### RECORDS FOR THE EXERCISE
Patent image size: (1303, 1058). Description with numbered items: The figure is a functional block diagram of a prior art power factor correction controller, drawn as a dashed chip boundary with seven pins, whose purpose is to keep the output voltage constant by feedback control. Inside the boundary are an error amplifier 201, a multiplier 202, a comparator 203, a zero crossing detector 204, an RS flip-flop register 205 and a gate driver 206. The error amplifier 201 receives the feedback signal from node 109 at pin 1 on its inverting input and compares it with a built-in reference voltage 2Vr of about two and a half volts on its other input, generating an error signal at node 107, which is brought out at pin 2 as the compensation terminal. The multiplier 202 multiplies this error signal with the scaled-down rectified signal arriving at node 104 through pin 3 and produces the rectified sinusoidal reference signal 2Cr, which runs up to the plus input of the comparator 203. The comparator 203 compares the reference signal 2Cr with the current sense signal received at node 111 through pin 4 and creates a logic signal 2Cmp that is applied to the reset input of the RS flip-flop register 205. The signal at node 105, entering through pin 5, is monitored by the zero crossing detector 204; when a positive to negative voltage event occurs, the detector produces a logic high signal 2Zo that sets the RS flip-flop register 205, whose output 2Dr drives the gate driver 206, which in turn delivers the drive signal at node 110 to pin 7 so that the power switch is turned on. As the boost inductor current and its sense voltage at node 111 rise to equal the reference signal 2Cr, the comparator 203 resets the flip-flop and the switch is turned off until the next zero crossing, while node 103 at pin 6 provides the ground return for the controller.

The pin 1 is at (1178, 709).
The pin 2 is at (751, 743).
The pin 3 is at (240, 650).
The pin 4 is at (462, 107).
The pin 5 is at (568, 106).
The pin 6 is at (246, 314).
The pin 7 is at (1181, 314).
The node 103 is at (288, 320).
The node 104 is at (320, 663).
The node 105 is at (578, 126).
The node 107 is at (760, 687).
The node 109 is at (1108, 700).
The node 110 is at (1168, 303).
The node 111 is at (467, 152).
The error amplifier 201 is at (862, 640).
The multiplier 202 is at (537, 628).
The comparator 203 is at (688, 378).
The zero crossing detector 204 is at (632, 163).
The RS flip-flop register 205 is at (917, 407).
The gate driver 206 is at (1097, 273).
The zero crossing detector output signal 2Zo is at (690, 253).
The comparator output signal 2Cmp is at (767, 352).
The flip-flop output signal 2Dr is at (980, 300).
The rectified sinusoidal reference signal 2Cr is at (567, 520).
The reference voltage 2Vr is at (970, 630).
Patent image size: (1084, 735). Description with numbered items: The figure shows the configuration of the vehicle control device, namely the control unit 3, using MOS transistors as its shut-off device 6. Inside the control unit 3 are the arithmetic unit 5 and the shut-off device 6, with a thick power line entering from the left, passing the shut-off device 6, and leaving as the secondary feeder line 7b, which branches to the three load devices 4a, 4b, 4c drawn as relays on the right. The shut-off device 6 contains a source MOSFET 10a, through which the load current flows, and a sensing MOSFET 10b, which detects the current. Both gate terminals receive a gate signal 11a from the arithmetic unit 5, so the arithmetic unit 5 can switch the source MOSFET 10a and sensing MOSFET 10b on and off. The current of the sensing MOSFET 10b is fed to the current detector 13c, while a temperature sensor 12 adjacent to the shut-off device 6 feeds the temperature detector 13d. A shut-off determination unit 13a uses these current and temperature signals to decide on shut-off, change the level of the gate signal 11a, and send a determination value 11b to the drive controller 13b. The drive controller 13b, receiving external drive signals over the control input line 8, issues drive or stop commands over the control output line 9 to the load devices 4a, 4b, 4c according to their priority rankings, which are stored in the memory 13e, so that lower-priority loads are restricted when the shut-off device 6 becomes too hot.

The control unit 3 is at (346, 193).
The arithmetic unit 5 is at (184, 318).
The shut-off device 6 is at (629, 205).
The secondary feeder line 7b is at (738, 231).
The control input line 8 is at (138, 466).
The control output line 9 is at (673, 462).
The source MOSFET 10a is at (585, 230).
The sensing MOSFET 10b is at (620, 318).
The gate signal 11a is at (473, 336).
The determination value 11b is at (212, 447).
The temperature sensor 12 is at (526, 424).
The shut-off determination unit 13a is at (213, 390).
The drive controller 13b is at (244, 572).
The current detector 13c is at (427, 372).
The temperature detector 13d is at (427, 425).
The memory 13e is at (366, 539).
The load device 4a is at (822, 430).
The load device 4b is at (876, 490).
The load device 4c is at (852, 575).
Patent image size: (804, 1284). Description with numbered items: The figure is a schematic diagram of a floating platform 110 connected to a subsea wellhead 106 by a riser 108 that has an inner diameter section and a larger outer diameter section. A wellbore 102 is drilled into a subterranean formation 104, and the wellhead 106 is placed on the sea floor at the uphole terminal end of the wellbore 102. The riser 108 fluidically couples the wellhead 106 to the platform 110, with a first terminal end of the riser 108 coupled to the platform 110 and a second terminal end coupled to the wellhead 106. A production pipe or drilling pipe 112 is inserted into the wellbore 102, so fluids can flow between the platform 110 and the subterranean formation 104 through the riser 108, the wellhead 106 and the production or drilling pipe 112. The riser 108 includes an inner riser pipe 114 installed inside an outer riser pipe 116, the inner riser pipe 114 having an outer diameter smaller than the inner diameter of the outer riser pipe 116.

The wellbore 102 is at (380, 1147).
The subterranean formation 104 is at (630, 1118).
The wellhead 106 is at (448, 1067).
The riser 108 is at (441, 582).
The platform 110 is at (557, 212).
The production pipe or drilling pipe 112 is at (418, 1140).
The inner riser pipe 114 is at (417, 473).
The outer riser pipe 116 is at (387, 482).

### EXERCISE GOAL
Render every line of the material above as a Markdown table with a Row column numbering the lines and a Line column holding each line, leaving out blank lines.

### TASK RESPONSE
| Row | Line |
|---|---|
| 1 | Patent image size: (1303, 1058). Description with numbered items: The figure is a functional block diagram of a prior art power factor correction controller, drawn as a dashed chip boundary with seven pins, whose purpose is to keep the output voltage constant by feedback control. Inside the boundary are an error amplifier 201, a multiplier 202, a comparator 203, a zero crossing detector 204, an RS flip-flop register 205 and a gate driver 206. The error amplifier 201 receives the feedback signal from node 109 at pin 1 on its inverting input and compares it with a built-in reference voltage 2Vr of about two and a half volts on its other input, generating an error signal at node 107, which is brought out at pin 2 as the compensation terminal. The multiplier 202 multiplies this error signal with the scaled-down rectified signal arriving at node 104 through pin 3 and produces the rectified sinusoidal reference signal 2Cr, which runs up to the plus input of the comparator 203. The comparator 203 compares the reference signal 2Cr with the current sense signal received at node 111 through pin 4 and creates a logic signal 2Cmp that is applied to the reset input of the RS flip-flop register 205. The signal at node 105, entering through pin 5, is monitored by the zero crossing detector 204; when a positive to negative voltage event occurs, the detector produces a logic high signal 2Zo that sets the RS flip-flop register 205, whose output 2Dr drives the gate driver 206, which in turn delivers the drive signal at node 110 to pin 7 so that the power switch is turned on. As the boost inductor current and its sense voltage at node 111 rise to equal the reference signal 2Cr, the comparator 203 resets the flip-flop and the switch is turned off until the next zero crossing, while node 103 at pin 6 provides the ground return for the controller. |
| 2 | The pin 1 is at (1178, 709). |
| 3 | The pin 2 is at (751, 743). |
| 4 | The pin 3 is at (240, 650). |
| 5 | The pin 4 is at (462, 107). |
| 6 | The pin 5 is at (568, 106). |
| 7 | The pin 6 is at (246, 314). |
| 8 | The pin 7 is at (1181, 314). |
| 9 | The node 103 is at (288, 320). |
| 10 | The node 104 is at (320, 663). |
| 11 | The node 105 is at (578, 126). |
| 12 | The node 107 is at (760, 687). |
| 13 | The node 109 is at (1108, 700). |
| 14 | The node 110 is at (1168, 303). |
| 15 | The node 111 is at (467, 152). |
| 16 | The error amplifier 201 is at (862, 640). |
| 17 | The multiplier 202 is at (537, 628). |
| 18 | The comparator 203 is at (688, 378). |
| 19 | The zero crossing detector 204 is at (632, 163). |
| 20 | The RS flip-flop register 205 is at (917, 407). |
| 21 | The gate driver 206 is at (1097, 273). |
| 22 | The zero crossing detector output signal 2Zo is at (690, 253). |
| 23 | The comparator output signal 2Cmp is at (767, 352). |
| 24 | The flip-flop output signal 2Dr is at (980, 300). |
| 25 | The rectified sinusoidal reference signal 2Cr is at (567, 520). |
| 26 | The reference voltage 2Vr is at (970, 630). |
| 27 | Patent image size: (1084, 735). Description with numbered items: The figure shows the configuration of the vehicle control device, namely the control unit 3, using MOS transistors as its shut-off device 6. Inside the control unit 3 are the arithmetic unit 5 and the shut-off device 6, with a thick power line entering from the left, passing the shut-off device 6, and leaving as the secondary feeder line 7b, which branches to the three load devices 4a, 4b, 4c drawn as relays on the right. The shut-off device 6 contains a source MOSFET 10a, through which the load current flows, and a sensing MOSFET 10b, which detects the current. Both gate terminals receive a gate signal 11a from the arithmetic unit 5, so the arithmetic unit 5 can switch the source MOSFET 10a and sensing MOSFET 10b on and off. The current of the sensing MOSFET 10b is fed to the current detector 13c, while a temperature sensor 12 adjacent to the shut-off device 6 feeds the temperature detector 13d. A shut-off determination unit 13a uses these current and temperature signals to decide on shut-off, change the level of the gate signal 11a, and send a determination value 11b to the drive controller 13b. The drive controller 13b, receiving external drive signals over the control input line 8, issues drive or stop commands over the control output line 9 to the load devices 4a, 4b, 4c according to their priority rankings, which are stored in the memory 13e, so that lower-priority loads are restricted when the shut-off device 6 becomes too hot. |
| 28 | The control unit 3 is at (346, 193). |
| 29 | The arithmetic unit 5 is at (184, 318). |
| 30 | The shut-off device 6 is at (629, 205). |
| 31 | The secondary feeder line 7b is at (738, 231). |
| 32 | The control input line 8 is at (138, 466). |
| 33 | The control output line 9 is at (673, 462). |
| 34 | The source MOSFET 10a is at (585, 230). |
| 35 | The sensing MOSFET 10b is at (620, 318). |
| 36 | The gate signal 11a is at (473, 336). |
| 37 | The determination value 11b is at (212, 447). |
| 38 | The temperature sensor 12 is at (526, 424). |
| 39 | The shut-off determination unit 13a is at (213, 390). |
| 40 | The drive controller 13b is at (244, 572). |
| 41 | The current detector 13c is at (427, 372). |
| 42 | The temperature detector 13d is at (427, 425). |
| 43 | The memory 13e is at (366, 539). |
| 44 | The load device 4a is at (822, 430). |
| 45 | The load device 4b is at (876, 490). |
| 46 | The load device 4c is at (852, 575). |
| 47 | Patent image size: (804, 1284). Description with numbered items: The figure is a schematic diagram of a floating platform 110 connected to a subsea wellhead 106 by a riser 108 that has an inner diameter section and a larger outer diameter section. A wellbore 102 is drilled into a subterranean formation 104, and the wellhead 106 is placed on the sea floor at the uphole terminal end of the wellbore 102. The riser 108 fluidically couples the wellhead 106 to the platform 110, with a first terminal end of the riser 108 coupled to the platform 110 and a second terminal end coupled to the wellhead 106. A production pipe or drilling pipe 112 is inserted into the wellbore 102, so fluids can flow between the platform 110 and the subterranean formation 104 through the riser 108, the wellhead 106 and the production or drilling pipe 112. The riser 108 includes an inner riser pipe 114 installed inside an outer riser pipe 116, the inner riser pipe 114 having an outer diameter smaller than the inner diameter of the outer riser pipe 116. |
| 48 | The wellbore 102 is at (380, 1147). |
| 49 | The subterranean formation 104 is at (630, 1118). |
| 50 | The wellhead 106 is at (448, 1067). |
| 51 | The riser 108 is at (441, 582). |
| 52 | The platform 110 is at (557, 212). |
| 53 | The production pipe or drilling pipe 112 is at (418, 1140). |
| 54 | The inner riser pipe 114 is at (417, 473). |
| 55 | The outer riser pipe 116 is at (387, 482). |